◆ WHAT THE TASK REQUIRES: Copy, from the entries below, each line in which the string "Possibilité" appears.

:: SUPPLIED DATA ::

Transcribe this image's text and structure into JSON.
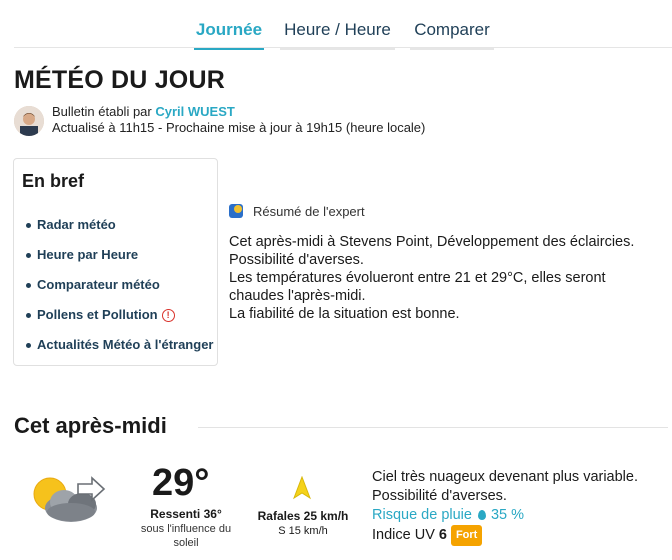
{
  "tabs": [
    "Journée",
    "Heure / Heure",
    "Comparer"
  ],
  "title": "MÉTÉO DU JOUR",
  "bulletin": {
    "prefix": "Bulletin établi par",
    "author": "Cyril WUEST",
    "update": "Actualisé à 11h15 - Prochaine mise à jour à 19h15 (heure locale)"
  },
  "brief": {
    "title": "En bref",
    "items": [
      "Radar météo",
      "Heure par Heure",
      "Comparateur météo",
      "Pollens et Pollution",
      "Actualités Météo à l'étranger"
    ]
  },
  "expert": {
    "label": "Résumé de l'expert",
    "lines": [
      "Cet après-midi à Stevens Point, Développement des éclaircies.",
      "Possibilité d'averses.",
      "Les températures évolueront entre 21 et 29°C, elles seront",
      "chaudes l'après-midi.",
      "La fiabilité de la situation est bonne."
    ]
  },
  "afternoon": {
    "title": "Cet après-midi",
    "temp": "29°",
    "feel": "Ressenti 36°",
    "feel_sub": "sous l'influence du soleil",
    "wind_main": "Rafales 25 km/h",
    "wind_sub": "S 15 km/h",
    "desc1": "Ciel très nuageux devenant plus variable.",
    "desc2": "Possibilité d'averses.",
    "rain_label": "Risque de pluie",
    "rain_value": "35 %",
    "uv_label": "Indice UV",
    "uv_value": "6",
    "uv_badge": "Fort"
  },
  "colors": {
    "accent": "#2aa8c4",
    "navy": "#1f3f57",
    "uv": "#f5a300",
    "wind": "#f5d21a"
  },
  "icons": {
    "weather": "sun-cloud-wind-icon",
    "wind": "wind-direction-arrow-icon",
    "drop": "rain-drop-icon",
    "alert": "alert-circle-icon"
  }
}
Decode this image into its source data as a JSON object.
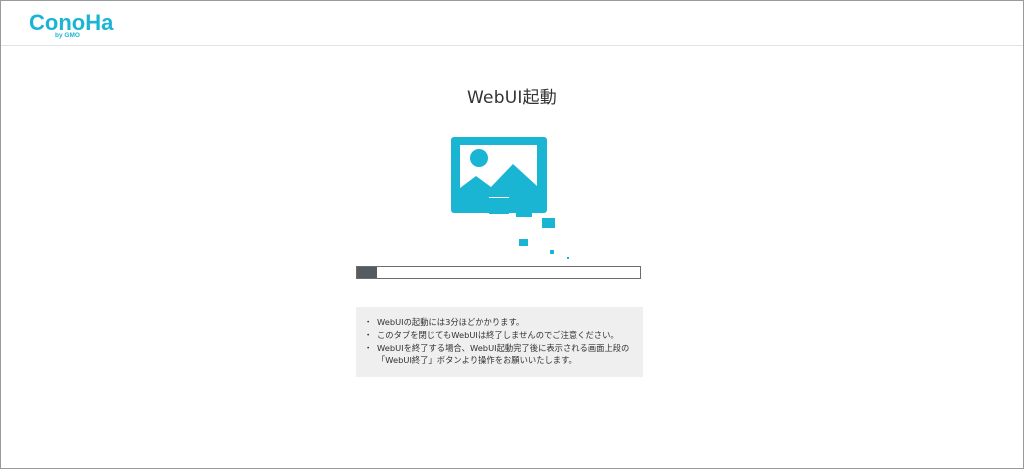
{
  "brand": {
    "name": "ConoHa",
    "sub": "by GMO",
    "color": "#1bb5d4"
  },
  "page": {
    "title": "WebUI起動"
  },
  "illustration": {
    "icon": "image-loading-icon",
    "color": "#1bb5d4"
  },
  "progress": {
    "value_percent": 7,
    "fill_color": "#555c61"
  },
  "notes": {
    "items": [
      {
        "lines": [
          "WebUIの起動には3分ほどかかります。"
        ]
      },
      {
        "lines": [
          "このタブを閉じてもWebUIは終了しませんのでご注意ください。"
        ]
      },
      {
        "lines": [
          "WebUIを終了する場合、WebUI起動完了後に表示される画面上段の",
          "「WebUI終了」ボタンより操作をお願いいたします。"
        ]
      }
    ]
  }
}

:::

◆ FINISHED TASK:
      "Possibilité d'averses.",
    "desc2": "Possibilité d'averses.",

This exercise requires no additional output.